▶ INSTRUCTION
Identify every line containing the word "Fraction" and reproduce each one.

▶ TASK INPUTS
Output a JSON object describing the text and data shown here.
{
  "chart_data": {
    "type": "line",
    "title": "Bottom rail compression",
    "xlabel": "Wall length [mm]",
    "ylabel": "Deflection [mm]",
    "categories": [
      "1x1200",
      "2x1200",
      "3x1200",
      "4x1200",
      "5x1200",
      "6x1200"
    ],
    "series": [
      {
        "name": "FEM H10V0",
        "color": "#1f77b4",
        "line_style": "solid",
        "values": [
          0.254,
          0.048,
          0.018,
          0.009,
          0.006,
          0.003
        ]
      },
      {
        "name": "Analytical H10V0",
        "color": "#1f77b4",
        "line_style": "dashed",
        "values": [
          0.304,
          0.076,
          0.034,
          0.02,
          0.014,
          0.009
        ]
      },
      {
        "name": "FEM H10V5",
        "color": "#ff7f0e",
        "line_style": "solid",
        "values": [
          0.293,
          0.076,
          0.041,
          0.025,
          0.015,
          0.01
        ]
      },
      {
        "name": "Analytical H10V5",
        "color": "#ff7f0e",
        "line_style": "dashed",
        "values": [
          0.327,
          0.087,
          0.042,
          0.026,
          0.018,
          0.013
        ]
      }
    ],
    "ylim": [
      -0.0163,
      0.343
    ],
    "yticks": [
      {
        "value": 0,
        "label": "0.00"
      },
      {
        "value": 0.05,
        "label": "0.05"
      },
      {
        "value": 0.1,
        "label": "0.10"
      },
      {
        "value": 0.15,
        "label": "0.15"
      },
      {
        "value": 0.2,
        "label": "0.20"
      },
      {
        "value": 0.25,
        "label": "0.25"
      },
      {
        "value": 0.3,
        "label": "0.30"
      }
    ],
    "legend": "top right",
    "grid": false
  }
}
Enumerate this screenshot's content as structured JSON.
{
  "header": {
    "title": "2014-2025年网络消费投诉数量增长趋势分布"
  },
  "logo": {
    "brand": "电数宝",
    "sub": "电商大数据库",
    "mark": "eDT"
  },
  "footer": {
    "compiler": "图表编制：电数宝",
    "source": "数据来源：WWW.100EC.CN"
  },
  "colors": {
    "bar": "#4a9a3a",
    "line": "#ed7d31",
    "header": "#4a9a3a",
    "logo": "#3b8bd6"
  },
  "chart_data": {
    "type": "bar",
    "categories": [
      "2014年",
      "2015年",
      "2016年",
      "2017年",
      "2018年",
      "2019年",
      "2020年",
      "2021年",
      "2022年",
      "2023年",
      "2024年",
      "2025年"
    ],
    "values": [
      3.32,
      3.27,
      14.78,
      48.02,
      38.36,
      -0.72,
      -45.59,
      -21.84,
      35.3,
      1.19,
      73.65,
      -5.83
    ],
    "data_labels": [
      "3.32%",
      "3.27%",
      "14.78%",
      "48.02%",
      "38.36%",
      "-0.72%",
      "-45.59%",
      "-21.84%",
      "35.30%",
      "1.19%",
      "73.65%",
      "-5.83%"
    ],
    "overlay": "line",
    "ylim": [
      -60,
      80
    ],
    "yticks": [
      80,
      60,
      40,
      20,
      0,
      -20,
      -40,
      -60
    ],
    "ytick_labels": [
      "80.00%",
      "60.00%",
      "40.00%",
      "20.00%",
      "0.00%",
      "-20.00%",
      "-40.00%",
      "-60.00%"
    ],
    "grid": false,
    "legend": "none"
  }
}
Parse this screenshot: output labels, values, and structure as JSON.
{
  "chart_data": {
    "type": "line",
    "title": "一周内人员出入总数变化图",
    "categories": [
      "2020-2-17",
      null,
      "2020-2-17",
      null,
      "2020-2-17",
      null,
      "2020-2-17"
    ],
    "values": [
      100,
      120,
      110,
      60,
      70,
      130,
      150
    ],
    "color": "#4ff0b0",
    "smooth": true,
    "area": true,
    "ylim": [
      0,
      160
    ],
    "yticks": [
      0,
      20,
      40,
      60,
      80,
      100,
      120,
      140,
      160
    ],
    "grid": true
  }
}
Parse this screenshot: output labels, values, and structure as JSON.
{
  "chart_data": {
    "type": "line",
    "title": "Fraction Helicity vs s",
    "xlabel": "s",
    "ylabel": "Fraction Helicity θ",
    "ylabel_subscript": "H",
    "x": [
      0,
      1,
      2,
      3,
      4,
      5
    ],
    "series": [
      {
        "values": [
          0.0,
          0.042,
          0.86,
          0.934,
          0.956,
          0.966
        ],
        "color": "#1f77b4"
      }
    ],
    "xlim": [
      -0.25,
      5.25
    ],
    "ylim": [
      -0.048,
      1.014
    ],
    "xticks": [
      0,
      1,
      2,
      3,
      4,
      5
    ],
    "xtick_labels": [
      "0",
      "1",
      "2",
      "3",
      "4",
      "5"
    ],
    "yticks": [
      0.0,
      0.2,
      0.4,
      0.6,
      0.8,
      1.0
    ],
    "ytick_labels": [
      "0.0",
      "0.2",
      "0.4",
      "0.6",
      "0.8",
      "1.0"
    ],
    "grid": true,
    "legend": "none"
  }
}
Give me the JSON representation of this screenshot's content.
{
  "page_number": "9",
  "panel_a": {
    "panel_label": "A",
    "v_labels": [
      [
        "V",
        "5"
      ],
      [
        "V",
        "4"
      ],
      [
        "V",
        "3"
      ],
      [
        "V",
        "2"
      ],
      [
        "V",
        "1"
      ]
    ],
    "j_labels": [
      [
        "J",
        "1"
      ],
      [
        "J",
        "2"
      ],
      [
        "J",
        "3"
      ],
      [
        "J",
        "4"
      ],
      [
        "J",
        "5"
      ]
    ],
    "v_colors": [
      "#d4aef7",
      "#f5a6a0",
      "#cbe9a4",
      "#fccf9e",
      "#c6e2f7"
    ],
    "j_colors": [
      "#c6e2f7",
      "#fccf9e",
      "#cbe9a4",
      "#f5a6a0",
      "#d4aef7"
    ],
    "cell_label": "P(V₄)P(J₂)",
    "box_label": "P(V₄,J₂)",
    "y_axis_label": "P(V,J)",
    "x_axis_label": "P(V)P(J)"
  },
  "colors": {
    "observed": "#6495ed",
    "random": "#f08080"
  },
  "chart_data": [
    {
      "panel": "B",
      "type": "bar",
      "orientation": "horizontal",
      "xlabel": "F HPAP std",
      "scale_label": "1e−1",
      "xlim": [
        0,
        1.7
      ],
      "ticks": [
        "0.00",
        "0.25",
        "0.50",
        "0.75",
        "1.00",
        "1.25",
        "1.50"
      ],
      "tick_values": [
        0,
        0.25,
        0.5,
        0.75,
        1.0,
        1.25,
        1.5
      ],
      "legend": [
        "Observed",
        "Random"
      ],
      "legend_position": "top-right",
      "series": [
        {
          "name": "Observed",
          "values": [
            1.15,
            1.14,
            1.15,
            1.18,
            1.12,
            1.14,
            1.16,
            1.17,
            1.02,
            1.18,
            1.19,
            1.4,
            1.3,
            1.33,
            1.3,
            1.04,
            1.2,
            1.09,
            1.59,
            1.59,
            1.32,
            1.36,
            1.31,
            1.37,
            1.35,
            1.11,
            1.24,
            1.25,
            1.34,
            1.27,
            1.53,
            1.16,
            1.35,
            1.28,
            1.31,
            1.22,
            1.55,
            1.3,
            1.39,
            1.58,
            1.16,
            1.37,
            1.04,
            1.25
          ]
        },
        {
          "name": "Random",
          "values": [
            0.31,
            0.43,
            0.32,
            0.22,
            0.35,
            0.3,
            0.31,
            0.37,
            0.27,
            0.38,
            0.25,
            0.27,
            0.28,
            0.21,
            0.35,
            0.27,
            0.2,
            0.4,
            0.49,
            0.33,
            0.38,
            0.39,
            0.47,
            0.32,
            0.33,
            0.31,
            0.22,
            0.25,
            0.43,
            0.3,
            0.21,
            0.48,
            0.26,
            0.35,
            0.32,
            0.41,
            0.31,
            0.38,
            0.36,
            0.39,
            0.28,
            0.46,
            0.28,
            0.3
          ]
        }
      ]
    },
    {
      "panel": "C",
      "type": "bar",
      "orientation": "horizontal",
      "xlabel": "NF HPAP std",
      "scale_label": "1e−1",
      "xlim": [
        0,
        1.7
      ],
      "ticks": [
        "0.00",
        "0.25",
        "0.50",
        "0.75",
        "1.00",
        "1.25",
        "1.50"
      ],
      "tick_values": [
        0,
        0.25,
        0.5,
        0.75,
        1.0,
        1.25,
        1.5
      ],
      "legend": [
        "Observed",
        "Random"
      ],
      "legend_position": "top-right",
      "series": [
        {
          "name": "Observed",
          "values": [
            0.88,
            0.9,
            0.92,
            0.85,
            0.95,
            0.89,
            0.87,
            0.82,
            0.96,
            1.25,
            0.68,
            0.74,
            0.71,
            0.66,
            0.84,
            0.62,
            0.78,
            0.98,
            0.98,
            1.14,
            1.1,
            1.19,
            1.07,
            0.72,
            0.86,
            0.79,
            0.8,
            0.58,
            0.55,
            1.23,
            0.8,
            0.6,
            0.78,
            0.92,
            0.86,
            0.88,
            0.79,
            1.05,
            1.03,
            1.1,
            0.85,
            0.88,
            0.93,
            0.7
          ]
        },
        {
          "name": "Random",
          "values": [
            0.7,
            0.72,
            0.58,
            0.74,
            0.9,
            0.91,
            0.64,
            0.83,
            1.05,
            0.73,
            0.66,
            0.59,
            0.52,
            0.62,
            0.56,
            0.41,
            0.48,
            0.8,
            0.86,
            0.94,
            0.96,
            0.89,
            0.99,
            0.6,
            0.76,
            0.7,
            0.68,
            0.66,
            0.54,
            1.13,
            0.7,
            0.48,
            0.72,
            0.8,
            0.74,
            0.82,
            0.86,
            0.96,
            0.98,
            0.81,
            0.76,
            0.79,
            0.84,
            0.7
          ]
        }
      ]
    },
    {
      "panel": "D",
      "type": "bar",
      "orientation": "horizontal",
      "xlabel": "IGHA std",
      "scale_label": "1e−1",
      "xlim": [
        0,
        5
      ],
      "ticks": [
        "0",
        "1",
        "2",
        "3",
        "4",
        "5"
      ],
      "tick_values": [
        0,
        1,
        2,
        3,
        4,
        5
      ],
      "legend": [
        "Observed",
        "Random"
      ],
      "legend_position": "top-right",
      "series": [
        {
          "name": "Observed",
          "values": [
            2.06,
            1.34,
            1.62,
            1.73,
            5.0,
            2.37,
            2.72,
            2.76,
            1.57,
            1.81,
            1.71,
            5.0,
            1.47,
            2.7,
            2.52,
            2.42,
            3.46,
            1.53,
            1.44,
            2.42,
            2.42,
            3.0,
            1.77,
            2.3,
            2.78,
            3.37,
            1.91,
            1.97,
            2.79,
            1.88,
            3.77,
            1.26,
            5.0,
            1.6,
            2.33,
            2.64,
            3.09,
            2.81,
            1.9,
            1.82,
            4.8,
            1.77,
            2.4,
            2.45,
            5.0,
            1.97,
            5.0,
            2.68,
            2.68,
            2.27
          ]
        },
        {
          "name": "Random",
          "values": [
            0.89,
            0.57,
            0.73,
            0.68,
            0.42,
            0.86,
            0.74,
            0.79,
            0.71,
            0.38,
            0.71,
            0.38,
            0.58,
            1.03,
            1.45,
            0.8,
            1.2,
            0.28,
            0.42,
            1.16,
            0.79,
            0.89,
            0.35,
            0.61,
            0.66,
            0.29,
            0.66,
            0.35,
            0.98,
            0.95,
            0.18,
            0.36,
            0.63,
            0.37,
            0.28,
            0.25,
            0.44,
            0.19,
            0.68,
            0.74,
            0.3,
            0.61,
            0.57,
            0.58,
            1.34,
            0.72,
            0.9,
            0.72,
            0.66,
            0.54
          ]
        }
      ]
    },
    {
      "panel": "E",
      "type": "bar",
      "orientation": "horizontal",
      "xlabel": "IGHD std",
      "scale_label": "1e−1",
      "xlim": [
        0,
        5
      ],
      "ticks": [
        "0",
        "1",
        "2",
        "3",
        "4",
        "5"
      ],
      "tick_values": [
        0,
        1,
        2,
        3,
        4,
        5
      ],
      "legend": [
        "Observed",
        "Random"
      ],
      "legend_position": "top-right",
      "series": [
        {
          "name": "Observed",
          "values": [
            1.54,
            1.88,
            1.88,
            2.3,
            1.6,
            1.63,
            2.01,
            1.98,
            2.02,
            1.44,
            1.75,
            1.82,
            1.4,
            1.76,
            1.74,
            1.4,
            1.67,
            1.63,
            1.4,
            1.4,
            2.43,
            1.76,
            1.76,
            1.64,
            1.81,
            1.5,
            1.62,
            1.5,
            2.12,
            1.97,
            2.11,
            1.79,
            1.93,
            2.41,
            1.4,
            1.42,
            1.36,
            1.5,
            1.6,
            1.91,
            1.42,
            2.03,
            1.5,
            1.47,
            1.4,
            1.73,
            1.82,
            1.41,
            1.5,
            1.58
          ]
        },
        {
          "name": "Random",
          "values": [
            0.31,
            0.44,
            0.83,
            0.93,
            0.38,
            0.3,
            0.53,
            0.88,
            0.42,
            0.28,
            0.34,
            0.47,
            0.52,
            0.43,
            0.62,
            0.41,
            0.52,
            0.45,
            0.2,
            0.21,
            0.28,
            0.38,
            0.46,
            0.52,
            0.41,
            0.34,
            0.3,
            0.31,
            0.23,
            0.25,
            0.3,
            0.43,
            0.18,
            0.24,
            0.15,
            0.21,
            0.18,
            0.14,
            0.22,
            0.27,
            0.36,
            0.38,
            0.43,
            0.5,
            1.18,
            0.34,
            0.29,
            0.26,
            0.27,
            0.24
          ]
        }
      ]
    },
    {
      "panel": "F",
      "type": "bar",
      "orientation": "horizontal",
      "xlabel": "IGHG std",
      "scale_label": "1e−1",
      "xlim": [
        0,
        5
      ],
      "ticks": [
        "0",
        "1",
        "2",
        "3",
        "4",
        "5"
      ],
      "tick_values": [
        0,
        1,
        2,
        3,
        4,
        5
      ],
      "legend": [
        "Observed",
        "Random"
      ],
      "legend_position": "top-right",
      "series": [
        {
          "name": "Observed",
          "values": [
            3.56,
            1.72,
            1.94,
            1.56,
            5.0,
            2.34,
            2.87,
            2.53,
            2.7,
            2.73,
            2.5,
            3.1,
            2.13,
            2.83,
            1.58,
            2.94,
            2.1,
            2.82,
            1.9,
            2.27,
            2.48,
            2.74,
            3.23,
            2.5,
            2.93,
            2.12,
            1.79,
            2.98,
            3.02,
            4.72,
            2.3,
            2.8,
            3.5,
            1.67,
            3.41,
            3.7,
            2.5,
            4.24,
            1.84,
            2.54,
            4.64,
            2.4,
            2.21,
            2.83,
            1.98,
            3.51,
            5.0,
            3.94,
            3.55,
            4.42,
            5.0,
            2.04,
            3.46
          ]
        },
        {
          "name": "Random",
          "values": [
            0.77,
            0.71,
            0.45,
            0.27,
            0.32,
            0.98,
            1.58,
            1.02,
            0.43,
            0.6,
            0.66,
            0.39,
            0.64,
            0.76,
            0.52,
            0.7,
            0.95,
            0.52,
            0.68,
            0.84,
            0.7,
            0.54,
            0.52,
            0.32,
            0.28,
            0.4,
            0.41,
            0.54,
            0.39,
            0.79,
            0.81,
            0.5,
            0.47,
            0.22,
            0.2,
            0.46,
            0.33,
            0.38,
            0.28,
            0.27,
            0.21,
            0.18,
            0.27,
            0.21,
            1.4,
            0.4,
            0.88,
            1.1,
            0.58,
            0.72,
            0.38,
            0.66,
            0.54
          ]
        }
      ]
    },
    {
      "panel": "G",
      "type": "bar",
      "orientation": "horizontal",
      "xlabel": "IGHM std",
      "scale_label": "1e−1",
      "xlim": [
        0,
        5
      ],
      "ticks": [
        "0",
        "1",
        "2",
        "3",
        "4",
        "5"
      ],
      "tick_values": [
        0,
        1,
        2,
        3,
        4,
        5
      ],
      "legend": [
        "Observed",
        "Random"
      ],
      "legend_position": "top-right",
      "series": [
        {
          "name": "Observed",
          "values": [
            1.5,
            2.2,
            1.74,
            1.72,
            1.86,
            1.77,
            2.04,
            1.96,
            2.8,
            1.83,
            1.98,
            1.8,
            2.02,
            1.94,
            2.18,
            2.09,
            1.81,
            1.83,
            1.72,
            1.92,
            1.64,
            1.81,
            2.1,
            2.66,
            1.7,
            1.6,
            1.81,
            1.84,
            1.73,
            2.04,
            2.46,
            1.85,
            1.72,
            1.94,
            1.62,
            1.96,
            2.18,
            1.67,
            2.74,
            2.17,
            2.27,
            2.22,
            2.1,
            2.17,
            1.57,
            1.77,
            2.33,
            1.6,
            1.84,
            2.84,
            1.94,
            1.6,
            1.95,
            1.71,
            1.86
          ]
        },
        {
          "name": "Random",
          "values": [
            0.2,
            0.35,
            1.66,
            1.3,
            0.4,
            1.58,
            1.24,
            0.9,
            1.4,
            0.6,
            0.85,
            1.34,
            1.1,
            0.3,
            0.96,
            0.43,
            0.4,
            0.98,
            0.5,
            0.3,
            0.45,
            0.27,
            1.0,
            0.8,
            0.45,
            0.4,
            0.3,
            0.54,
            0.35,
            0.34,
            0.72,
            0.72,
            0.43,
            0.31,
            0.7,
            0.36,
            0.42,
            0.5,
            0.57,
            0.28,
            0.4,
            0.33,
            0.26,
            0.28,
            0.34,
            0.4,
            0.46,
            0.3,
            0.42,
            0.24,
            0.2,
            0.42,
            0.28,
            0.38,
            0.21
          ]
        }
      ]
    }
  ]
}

▶ ANSWER TO THIS PROBLEM
    "title": "Fraction Helicity vs s",
    "ylabel": "Fraction Helicity θ",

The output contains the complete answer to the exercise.